**EXERCISE:** Transcribe the listing below word for word.

(Excerpt from a dataset)
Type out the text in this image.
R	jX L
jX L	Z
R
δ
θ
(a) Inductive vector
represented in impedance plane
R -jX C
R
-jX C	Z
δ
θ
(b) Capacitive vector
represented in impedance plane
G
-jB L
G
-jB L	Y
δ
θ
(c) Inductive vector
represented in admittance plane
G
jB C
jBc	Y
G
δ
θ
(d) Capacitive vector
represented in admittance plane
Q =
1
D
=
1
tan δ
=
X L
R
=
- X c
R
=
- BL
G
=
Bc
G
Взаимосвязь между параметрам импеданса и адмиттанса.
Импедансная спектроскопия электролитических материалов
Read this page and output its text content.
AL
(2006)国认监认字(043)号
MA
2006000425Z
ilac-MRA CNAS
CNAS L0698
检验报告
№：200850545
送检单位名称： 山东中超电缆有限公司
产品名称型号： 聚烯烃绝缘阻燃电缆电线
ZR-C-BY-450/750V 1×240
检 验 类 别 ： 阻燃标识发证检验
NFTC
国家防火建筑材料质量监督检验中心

**TASK OUTPUT:**
Type out the text in this image.
R	jX L
jX L	Z
R
δ
θ
(a) Inductive vector
represented in impedance plane
R -jX C
R
-jX C	Z
δ
θ
(b) Capacitive vector
represented in impedance plane
G
-jB L
G
-jB L	Y
δ
θ
(c) Inductive vector
represented in admittance plane
G
jB C
jBc	Y
G
δ
θ
(d) Capacitive vector
represented in admittance plane
Q =
1
D
=
1
tan δ
=
X L
R
=
- X c
R
=
- BL
G
=
Bc
G
Взаимосвязь между параметрам импеданса и адмиттанса.
Импедансная спектроскопия электролитических материалов
Read this page and output its text content.
AL
(2006)国认监认字(043)号
MA
2006000425Z
ilac-MRA CNAS
CNAS L0698
检验报告
№：200850545
送检单位名称： 山东中超电缆有限公司
产品名称型号： 聚烯烃绝缘阻燃电缆电线
ZR-C-BY-450/750V 1×240
检 验 类 别 ： 阻燃标识发证检验
NFTC
国家防火建筑材料质量监督检验中心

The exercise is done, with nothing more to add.